* **Objectives**
A: In the forum thread on driveway markers, rewrite everything from "tymusic ussmileyflag" down to "give you them?", replacing "coroplast" with "corrugated plastic".
B: Answer these questions about the forum thread on driveway markers:
(i) What approximate width and height does the first post give for the markers?
(ii) Out of which city is the company Entre Neige?
(iii) In what kind of ink does the final post say the markers should be printed?
C: Extend the forum thread on driveway markers from the point at which it ends.

* **Article**
# Information Needed for Coro driveway markers/advertisments



## CP Paul (Sep 18, 2009)

I'm looking to find some suppliers of these excellent end of driveway type-markers that are made of chloroplast (I think). They are flat stake covers that are about 4" wide by about 5' tall.

They come in various colours, are sewn down the sides and all you need to do is have your company name/info screen printed vertically on them.

I did reach out to Neige (Paul) about these. He did provide a pricing structure for a company Entre Neige out of Montreal. They call them 'Driveway Tags' which I did a search on both Google and PS and came up with only this company.

I do not buy things without at least 2-3 quotes in hand. I'm sure most of you are the same way, single source is bad business.

These are very popular around the Ottawa area and make it easy to spot while plowing but, the business advertising you get from these is supposed to be fantastic.

So I'm asking if any of you guys know for sure what the 'proper' name for these are and who else sells them?

Many thanks,

Paul S

P.S.: I have attached a picture of what they look like

tymusic ussmileyflag


----------



## Bigsnowny (Sep 28, 2009)

*Driveway Tags*

Paul, How thick is the coroplast? 4mm? Is that 5' tall including the stack that goes into the ground? Are they printed or are they vinyl lettering? The reason why I'm asking is that I have a sign shop along with the plowing operation. Last year I bought supplies needed to make my own sign just like the ones you are asking about. I could be set up by November to start producing them to sell. Printing them is the cheapest way to make them. Vinyl lettering on both sides would be costly. what kinda price did Paul give you them?


----------



## grandview (Oct 9, 2005)

http://www.lowcostmarkers.com/3-x-4-orange-clip-on-flags/

How about these?


----------



## CP Paul (Sep 18, 2009)

Grandview,

As usual, you seem to have information that most people can't find.

These are not the same as the ones I'm looking for but, they are a very cool idea too. This in now my backup plan.

How you found these is beyond me.



grandview;1306285 said:


> http://www.lowcostmarkers.com/3-x-4-orange-clip-on-flags/
> 
> How about these?


----------



## CP Paul (Sep 18, 2009)

BSNY,

I have no idea how thick the material is and for sure what material it is. I just know there like the pics at 4"wide and about 5' deep. They're like a slip cover and they're even sewn on the edges to make them last.

If you did have the ability to print them, you'd want to do it in epoxy ink for sure. vinyl last longer but to expensive/slow to do.

* **Extracted data entries**
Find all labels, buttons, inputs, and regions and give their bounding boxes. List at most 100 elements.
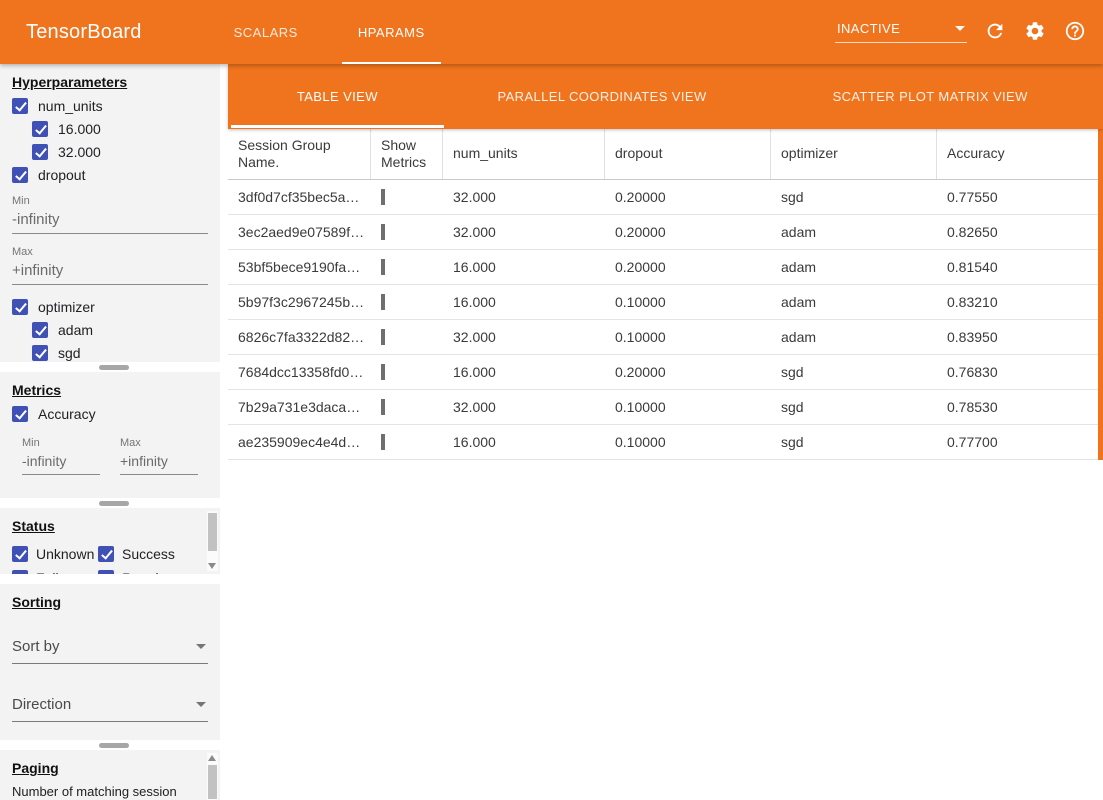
show-metrics-checkbox[interactable] <box>381 189 385 205</box>
status-success-label: Success <box>122 546 175 562</box>
session-group-name-cell: 7684dcc13358fd0… <box>238 364 364 380</box>
num-units-cell: 16.000 <box>453 434 496 450</box>
optimizer-cell: adam <box>781 329 817 345</box>
dropout-max-input[interactable] <box>12 258 208 285</box>
hparam-dropout-row[interactable]: dropout <box>12 167 208 183</box>
sort-by-value: Sort by <box>12 638 60 655</box>
column-header-accuracy[interactable]: Accuracy <box>947 145 1005 162</box>
dropout-max-label: Max <box>12 246 33 258</box>
show-metrics-cell <box>371 294 443 310</box>
hparam-optimizer-row[interactable]: optimizer <box>12 299 208 315</box>
hparam-num-units-row[interactable]: num_units <box>12 98 208 114</box>
scrollbar-thumb[interactable] <box>208 513 217 551</box>
panel-resize-handle[interactable] <box>99 501 129 506</box>
show-metrics-checkbox[interactable] <box>381 329 385 345</box>
num-units-16-checkbox[interactable] <box>32 121 48 137</box>
column-header-dropout[interactable]: dropout <box>605 129 771 179</box>
num-units-cell: 32.000 <box>453 224 496 240</box>
optimizer-cell: adam <box>781 224 817 240</box>
sorting-panel: Sorting Sort by Direction <box>0 584 220 740</box>
direction-select[interactable]: Direction <box>12 690 208 722</box>
refresh-button[interactable] <box>983 20 1007 44</box>
column-header-session-group-name[interactable]: Session Group Name. <box>228 129 371 179</box>
panel-resize-handle[interactable] <box>99 365 129 370</box>
tab-parallel-coordinates-view[interactable]: PARALLEL COORDINATES VIEW <box>497 89 707 104</box>
metric-max-label: Max <box>120 437 141 449</box>
sort-by-select[interactable]: Sort by <box>12 632 208 664</box>
table-row: 7684dcc13358fd0… 16.000 0.20000 sgd 0.76… <box>228 355 1103 390</box>
dropout-cell: 0.20000 <box>615 259 666 275</box>
status-unknown-row[interactable]: Unknown <box>12 546 98 562</box>
show-metrics-checkbox[interactable] <box>381 224 385 240</box>
table-row: 3ec2aed9e07589f… 32.000 0.20000 adam 0.8… <box>228 215 1103 250</box>
num-units-label: num_units <box>38 98 103 114</box>
session-group-name-cell: 5b97f3c2967245b… <box>238 294 365 310</box>
num-units-value-16-row[interactable]: 16.000 <box>32 121 208 137</box>
table-row: 3df0d7cf35bec5a… 32.000 0.20000 sgd 0.77… <box>228 180 1103 215</box>
scrollbar-thumb[interactable] <box>208 765 217 799</box>
optimizer-cell: adam <box>781 294 817 310</box>
settings-button[interactable] <box>1023 20 1047 44</box>
num-units-value-32-row[interactable]: 32.000 <box>32 144 208 160</box>
status-scrollbar[interactable] <box>207 511 218 571</box>
optimizer-adam-row[interactable]: adam <box>32 322 208 338</box>
tab-hparams[interactable]: HPARAMS <box>328 0 455 64</box>
reload-interval-select[interactable]: INACTIVE <box>835 21 967 43</box>
status-running-row[interactable]: Running <box>98 570 208 574</box>
dropout-min-input[interactable] <box>12 207 208 234</box>
dropout-cell: 0.10000 <box>615 399 666 415</box>
column-header-show-metrics[interactable]: Show Metrics <box>371 129 443 179</box>
panel-resize-handle[interactable] <box>99 743 129 748</box>
status-success-checkbox[interactable] <box>98 546 114 562</box>
tab-scalars[interactable]: SCALARS <box>233 24 298 40</box>
metric-min-input[interactable] <box>22 449 100 475</box>
session-group-name-cell: 3df0d7cf35bec5a… <box>238 189 360 205</box>
status-unknown-checkbox[interactable] <box>12 546 28 562</box>
show-metrics-checkbox[interactable] <box>381 294 385 310</box>
dropout-checkbox[interactable] <box>12 167 28 183</box>
optimizer-sgd-checkbox[interactable] <box>32 345 48 361</box>
table-header: Session Group Name. Show Metrics num_uni… <box>228 129 1103 180</box>
scroll-down-arrow-icon[interactable] <box>208 563 216 569</box>
sidebar: Hyperparameters num_units 16.000 32.000 … <box>0 64 228 800</box>
num-units-32-label: 32.000 <box>58 144 101 160</box>
optimizer-sgd-row[interactable]: sgd <box>32 345 208 361</box>
direction-value: Direction <box>12 696 72 713</box>
column-header-num-units[interactable]: num_units <box>443 129 605 179</box>
optimizer-cell: adam <box>781 259 817 275</box>
status-success-row[interactable]: Success <box>98 546 208 562</box>
scroll-up-arrow-icon[interactable] <box>208 755 216 761</box>
show-metrics-cell <box>371 434 443 450</box>
table-row: 53bf5bece9190fa… 16.000 0.20000 adam 0.8… <box>228 250 1103 285</box>
metric-accuracy-row[interactable]: Accuracy <box>12 406 208 422</box>
gear-icon <box>1026 22 1044 40</box>
num-units-32-checkbox[interactable] <box>32 144 48 160</box>
num-units-checkbox[interactable] <box>12 98 28 114</box>
optimizer-checkbox[interactable] <box>12 299 28 315</box>
paging-scrollbar[interactable] <box>207 753 218 800</box>
dropout-cell: 0.10000 <box>615 329 666 345</box>
accuracy-cell: 0.81540 <box>947 259 998 275</box>
show-metrics-checkbox[interactable] <box>381 434 385 450</box>
table-row: 5b97f3c2967245b… 16.000 0.10000 adam 0.8… <box>228 285 1103 320</box>
optimizer-adam-checkbox[interactable] <box>32 322 48 338</box>
show-metrics-checkbox[interactable] <box>381 364 385 380</box>
tab-table-view[interactable]: TABLE VIEW <box>228 64 447 129</box>
num-units-cell: 32.000 <box>453 329 496 345</box>
session-group-name-cell: 53bf5bece9190fa… <box>238 259 361 275</box>
tab-scatter-plot-matrix-view[interactable]: SCATTER PLOT MATRIX VIEW <box>832 89 1028 104</box>
sorting-heading: Sorting <box>12 594 61 610</box>
accuracy-cell: 0.77550 <box>947 189 998 205</box>
metric-max-input[interactable] <box>120 449 198 475</box>
optimizer-sgd-label: sgd <box>58 345 81 361</box>
status-failure-checkbox[interactable] <box>12 570 28 574</box>
accuracy-checkbox[interactable] <box>12 406 28 422</box>
show-metrics-checkbox[interactable] <box>381 259 385 275</box>
refresh-icon <box>987 23 1003 39</box>
status-failure-row[interactable]: Failure <box>12 570 98 574</box>
status-running-checkbox[interactable] <box>98 570 114 574</box>
help-button[interactable] <box>1063 20 1087 44</box>
column-header-optimizer[interactable]: optimizer <box>771 129 937 179</box>
table-row: 6826c7fa3322d82… 32.000 0.10000 adam 0.8… <box>228 320 1103 355</box>
show-metrics-checkbox[interactable] <box>381 399 385 415</box>
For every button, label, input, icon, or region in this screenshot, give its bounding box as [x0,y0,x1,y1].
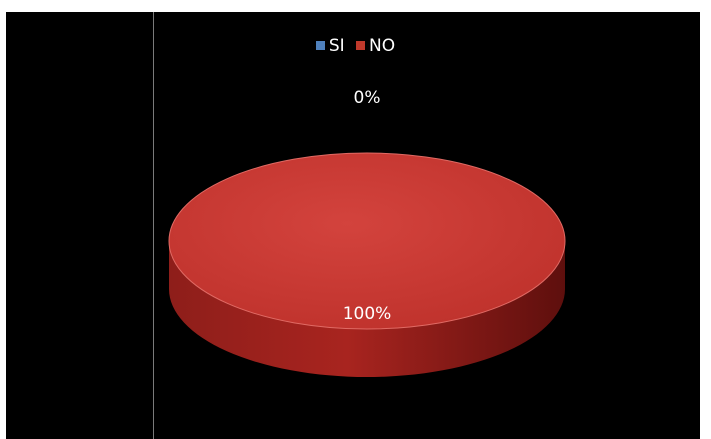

* **Outputs for the tasks**
A:
tymusic ussmileyflag


----------



## Bigsnowny (Sep 28, 2009)

*Driveway Tags*

Paul, How thick is the corrugated plastic? 4mm? Is that 5' tall including the stack that goes into the ground? Are they printed or are they vinyl lettering? The reason why I'm asking is that I have a sign shop along with the plowing operation. Last year I bought supplies needed to make my own sign just like the ones you are asking about. I could be set up by November to start producing them to sell. Printing them is the cheapest way to make them. Vinyl lettering on both sides would be costly. what kinda price did Paul give you them?

B:
(i) About 4" wide by about 5' tall.
(ii) Montreal.
(iii) Epoxy ink.

C:
I just want to buy them blank, print them at a local shop and own the screen. That way I can do it myself next year or screen where ever.

Paul



Bigsnowny;1306277 said:


> Paul, How thick is the coroplast? 4mm? Is that 5' tall including the stack that goes into the ground? Are they printed or are they vinyl lettering? The reason why I'm asking is that I have a sign shop along with the plowing operation. Last year I bought supplies needed to make my own sign just like the ones you are asking about. I could be set up by November to start producing them to sell. Printing them is the cheapest way to make them. Vinyl lettering on both sides would be costly. what kinda price did Paul give you them?


----------



## grandview (Oct 9, 2005)

What about these?


----------



## IMAGE (Oct 21, 2007)

grandview;1306307 said:


> What about these?


Perfect....


----------



## CP Paul (Sep 18, 2009)

Grandview, if you can get them in pairs like that, I'm freak'n in!



grandview;1306307 said:


> What about these?


----------



## Pristine PM ltd (Oct 15, 2005)

Neige makes them, give him a PM


----------



## RAZOR (Dec 19, 2001)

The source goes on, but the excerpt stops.